SHORT TASK
Every entry must be duplicated precisely as written.

MATERIAL SHOWN

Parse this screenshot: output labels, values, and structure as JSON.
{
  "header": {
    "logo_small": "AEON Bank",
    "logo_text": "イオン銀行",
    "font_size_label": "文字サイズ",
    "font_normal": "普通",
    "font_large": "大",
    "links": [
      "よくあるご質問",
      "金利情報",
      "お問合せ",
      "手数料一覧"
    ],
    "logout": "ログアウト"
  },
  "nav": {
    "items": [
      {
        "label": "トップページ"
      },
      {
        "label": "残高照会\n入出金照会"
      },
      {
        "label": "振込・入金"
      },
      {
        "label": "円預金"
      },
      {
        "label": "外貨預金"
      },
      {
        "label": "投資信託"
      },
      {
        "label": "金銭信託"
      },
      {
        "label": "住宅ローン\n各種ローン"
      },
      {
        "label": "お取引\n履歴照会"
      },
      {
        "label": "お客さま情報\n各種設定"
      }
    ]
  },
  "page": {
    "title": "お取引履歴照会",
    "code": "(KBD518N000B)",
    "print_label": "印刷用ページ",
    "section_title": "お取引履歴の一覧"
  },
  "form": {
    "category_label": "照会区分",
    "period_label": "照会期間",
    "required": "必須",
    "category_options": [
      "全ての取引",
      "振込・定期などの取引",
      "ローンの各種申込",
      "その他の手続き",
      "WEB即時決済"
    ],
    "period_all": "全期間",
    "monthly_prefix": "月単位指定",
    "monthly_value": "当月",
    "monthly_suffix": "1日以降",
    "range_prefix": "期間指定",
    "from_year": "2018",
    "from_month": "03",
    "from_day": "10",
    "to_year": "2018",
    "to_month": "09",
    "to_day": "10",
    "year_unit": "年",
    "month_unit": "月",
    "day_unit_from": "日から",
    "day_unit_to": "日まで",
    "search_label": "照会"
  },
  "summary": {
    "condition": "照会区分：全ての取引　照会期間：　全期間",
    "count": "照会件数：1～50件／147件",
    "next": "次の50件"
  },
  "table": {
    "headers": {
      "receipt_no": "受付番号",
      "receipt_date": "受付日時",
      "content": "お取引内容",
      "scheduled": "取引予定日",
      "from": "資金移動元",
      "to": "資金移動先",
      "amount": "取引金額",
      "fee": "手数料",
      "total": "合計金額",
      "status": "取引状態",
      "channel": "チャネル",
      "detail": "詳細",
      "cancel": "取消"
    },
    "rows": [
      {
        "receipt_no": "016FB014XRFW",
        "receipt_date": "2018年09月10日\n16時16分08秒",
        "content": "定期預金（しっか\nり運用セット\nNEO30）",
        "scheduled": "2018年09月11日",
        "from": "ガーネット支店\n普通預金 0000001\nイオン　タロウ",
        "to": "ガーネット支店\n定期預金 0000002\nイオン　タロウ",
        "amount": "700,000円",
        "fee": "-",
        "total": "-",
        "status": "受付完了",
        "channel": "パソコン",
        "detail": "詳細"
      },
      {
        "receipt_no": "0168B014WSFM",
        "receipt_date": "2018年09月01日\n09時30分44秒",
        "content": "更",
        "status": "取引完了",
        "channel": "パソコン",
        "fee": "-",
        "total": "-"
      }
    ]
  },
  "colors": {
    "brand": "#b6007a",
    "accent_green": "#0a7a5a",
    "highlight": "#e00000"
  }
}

OUTPUT OF THE TASK
Parse this screenshot: output labels, values, and structure as JSON.
{
  "header": {
    "logo_small": "AEON Bank",
    "logo_text": "イオン銀行",
    "font_size_label": "文字サイズ",
    "font_normal": "普通",
    "font_large": "大",
    "links": [
      "よくあるご質問",
      "金利情報",
      "お問合せ",
      "手数料一覧"
    ],
    "logout": "ログアウト"
  },
  "nav": {
    "items": [
      {
        "label": "トップページ"
      },
      {
        "label": "残高照会\n入出金照会"
      },
      {
        "label": "振込・入金"
      },
      {
        "label": "円預金"
      },
      {
        "label": "外貨預金"
      },
      {
        "label": "投資信託"
      },
      {
        "label": "金銭信託"
      },
      {
        "label": "住宅ローン\n各種ローン"
      },
      {
        "label": "お取引\n履歴照会"
      },
      {
        "label": "お客さま情報\n各種設定"
      }
    ]
  },
  "page": {
    "title": "お取引履歴照会",
    "code": "(KBD518N000B)",
    "print_label": "印刷用ページ",
    "section_title": "お取引履歴の一覧"
  },
  "form": {
    "category_label": "照会区分",
    "period_label": "照会期間",
    "required": "必須",
    "category_options": [
      "全ての取引",
      "振込・定期などの取引",
      "ローンの各種申込",
      "その他の手続き",
      "WEB即時決済"
    ],
    "period_all": "全期間",
    "monthly_prefix": "月単位指定",
    "monthly_value": "当月",
    "monthly_suffix": "1日以降",
    "range_prefix": "期間指定",
    "from_year": "2018",
    "from_month": "03",
    "from_day": "10",
    "to_year": "2018",
    "to_month": "09",
    "to_day": "10",
    "year_unit": "年",
    "month_unit": "月",
    "day_unit_from": "日から",
    "day_unit_to": "日まで",
    "search_label": "照会"
  },
  "summary": {
    "condition": "照会区分：全ての取引　照会期間：　全期間",
    "count": "照会件数：1～50件／147件",
    "next": "次の50件"
  },
  "table": {
    "headers": {
      "receipt_no": "受付番号",
      "receipt_date": "受付日時",
      "content": "お取引内容",
      "scheduled": "取引予定日",
      "from": "資金移動元",
      "to": "資金移動先",
      "amount": "取引金額",
      "fee": "手数料",
      "total": "合計金額",
      "status": "取引状態",
      "channel": "チャネル",
      "detail": "詳細",
      "cancel": "取消"
    },
    "rows": [
      {
        "receipt_no": "016FB014XRFW",
        "receipt_date": "2018年09月10日\n16時16分08秒",
        "content": "定期預金（しっか\nり運用セット\nNEO30）",
        "scheduled": "2018年09月11日",
        "from": "ガーネット支店\n普通預金 0000001\nイオン　タロウ",
        "to": "ガーネット支店\n定期預金 0000002\nイオン　タロウ",
        "amount": "700,000円",
        "fee": "-",
        "total": "-",
        "status": "受付完了",
        "channel": "パソコン",
        "detail": "詳細"
      },
      {
        "receipt_no": "0168B014WSFM",
        "receipt_date": "2018年09月01日\n09時30分44秒",
        "content": "更",
        "status": "取引完了",
        "channel": "パソコン",
        "fee": "-",
        "total": "-"
      }
    ]
  },
  "colors": {
    "brand": "#b6007a",
    "accent_green": "#0a7a5a",
    "highlight": "#e00000"
  }
}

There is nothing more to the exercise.